Используя сведения —
A: Перескажи отрывок о Бородине в двух предложениях.
B: Выпиши дословно часть отрывка о Бородине между словами «В воспоминаниях Елены» и «бы уговорить царицу.» включительно.

В воспоминаниях Елены Буланиной (Протопоповой) рассказана совершенно апокрифическая история: «Бородин хлопотал о женских медицинских курсах, закрытых по царскому распоряжению уже при Александре III. Бородин, бывши профессором химии на женских курсах, добился аудиенции у царицы и просил ее распоряжения открыть курсы. Но она ответила на эту просьбу отказом, говоря, что женские курсы отнимают у страны жен и матерей, приносят только вред семье и стране. Но Бородин, все-таки, добился открытия курсов». 78-летняя писательница создала нечто почти фольклорное. Но если бы такая аудиенция имела место, Александр Порфирьевич с его-то обаянием, конечно, сумел бы уговорить царицу.
Курсисток нужно было не только обучать. Иные болели, сходили с ума, многим не на что было жить в столице, но лишь некоторые получали стипендии от земств. 29 февраля 1876 года Комитет Общества для пособия лицам женского пола, обучающимся на курсах ученых акушерок при Медико-хирургической академии и на Педагогических курсах, избрал Бородина в свои члены и официально назначил казначеем. Длинное название Общества недаром настораживает. Во главе его стоял тайный советник Виктор Антонович Арцимович, бывший губернатор двух губерний, активный деятель реформ 1860-х годов, позднее — член Главной дирекции Русского музыкального общества. Арцимович имел вкус к канцелярской службе. Плохо читаемым почерком дослужившегося до высоких чинов человека он писал Бородину одну записку за другой, приглашая на воскресные заседания, разнообразные общие, частные и предварительные совещания. Тайный советник знал порядок и умел сделать так, чтобы подчиненные — пусть и по линии добровольного общества — чувствовали себя в ежовых рукавицах. Александру Порфирьевичу следовало первым делом ознакомиться с уставом Общества и финансовым отчетом за 1875 год, а также (в качестве образца) с документами Литературного фонда. Требовалось учитывать поступавшие суммы, направлять установленные доли в действительный либо в нейтрализованный капитал, ежемесячно публиковать отчет о положении Общества… Благотворительность обернулась еще одной «службой».

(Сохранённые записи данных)

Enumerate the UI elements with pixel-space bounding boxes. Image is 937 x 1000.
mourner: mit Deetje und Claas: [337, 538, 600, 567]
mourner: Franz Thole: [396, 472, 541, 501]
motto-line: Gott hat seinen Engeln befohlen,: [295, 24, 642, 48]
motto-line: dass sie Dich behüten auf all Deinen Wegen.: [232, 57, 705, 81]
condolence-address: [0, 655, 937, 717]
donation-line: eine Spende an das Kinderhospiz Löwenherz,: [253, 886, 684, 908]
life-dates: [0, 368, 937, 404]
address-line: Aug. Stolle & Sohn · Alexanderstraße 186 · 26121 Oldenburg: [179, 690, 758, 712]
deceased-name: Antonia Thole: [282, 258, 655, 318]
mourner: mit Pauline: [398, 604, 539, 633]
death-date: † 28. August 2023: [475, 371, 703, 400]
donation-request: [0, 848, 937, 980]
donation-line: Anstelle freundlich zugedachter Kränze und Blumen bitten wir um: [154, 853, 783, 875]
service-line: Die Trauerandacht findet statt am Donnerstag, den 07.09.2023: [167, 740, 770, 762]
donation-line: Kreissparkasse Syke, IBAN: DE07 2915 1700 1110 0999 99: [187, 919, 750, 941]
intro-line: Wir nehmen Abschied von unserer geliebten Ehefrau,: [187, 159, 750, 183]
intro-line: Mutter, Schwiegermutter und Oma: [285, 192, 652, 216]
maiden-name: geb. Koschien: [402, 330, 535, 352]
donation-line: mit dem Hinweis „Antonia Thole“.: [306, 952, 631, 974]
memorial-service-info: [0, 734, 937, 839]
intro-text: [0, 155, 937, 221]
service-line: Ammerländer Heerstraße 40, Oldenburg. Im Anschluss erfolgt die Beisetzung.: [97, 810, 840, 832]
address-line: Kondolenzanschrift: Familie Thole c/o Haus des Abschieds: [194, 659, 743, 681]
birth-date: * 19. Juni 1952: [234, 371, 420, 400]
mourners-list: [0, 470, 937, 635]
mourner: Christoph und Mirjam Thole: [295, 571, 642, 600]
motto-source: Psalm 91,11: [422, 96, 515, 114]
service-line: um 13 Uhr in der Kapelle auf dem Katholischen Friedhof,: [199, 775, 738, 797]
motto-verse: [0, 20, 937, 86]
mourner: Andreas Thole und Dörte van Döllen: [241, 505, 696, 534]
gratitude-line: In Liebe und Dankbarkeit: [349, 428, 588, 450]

Список ответов —
A: Рассказ Елены Буланиной о том, как Бородин просил царицу снова открыть закрытые женские медицинские курсы, отрывок называет совершенно апокрифической историей. 29 февраля 1876 года Бородина избрали членом Общества для пособия курсисткам и назначили казначеем, а во главе Общества стоял тайный советник Арцимович, так что благотворительность обернулась для Бородина ещё одной «службой».

B:
В воспоминаниях Елены Буланиной (Протопоповой) рассказана совершенно апокрифическая история: «Бородин хлопотал о женских медицинских курсах, закрытых по царскому распоряжению уже при Александре III. Бородин, бывши профессором химии на женских курсах, добился аудиенции у царицы и просил ее распоряжения открыть курсы. Но она ответила на эту просьбу отказом, говоря, что женские курсы отнимают у страны жен и матерей, приносят только вред семье и стране. Но Бородин, все-таки, добился открытия курсов». 78-летняя писательница создала нечто почти фольклорное. Но если бы такая аудиенция имела место, Александр Порфирьевич с его-то обаянием, конечно, сумел бы уговорить царицу.